*THE REQUEST*
Find every line in the records below that holds the word "rates", and copy it out.

*MATERIAL PROVIDED*

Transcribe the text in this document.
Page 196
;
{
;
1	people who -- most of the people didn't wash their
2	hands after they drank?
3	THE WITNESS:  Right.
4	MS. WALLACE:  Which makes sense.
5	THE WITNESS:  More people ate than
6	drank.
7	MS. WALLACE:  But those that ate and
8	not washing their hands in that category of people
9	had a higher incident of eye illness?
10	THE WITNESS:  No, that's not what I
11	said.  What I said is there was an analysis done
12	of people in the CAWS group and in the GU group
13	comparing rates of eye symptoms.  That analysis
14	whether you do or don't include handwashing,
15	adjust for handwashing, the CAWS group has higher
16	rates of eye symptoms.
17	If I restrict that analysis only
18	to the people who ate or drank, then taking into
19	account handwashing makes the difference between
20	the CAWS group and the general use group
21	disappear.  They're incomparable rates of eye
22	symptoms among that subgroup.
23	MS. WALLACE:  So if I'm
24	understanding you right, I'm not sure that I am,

*TASK SOLUTION*
13	comparing rates of eye symptoms.  That analysis
16	rates of eye symptoms.
21	disappear.  They're incomparable rates of eye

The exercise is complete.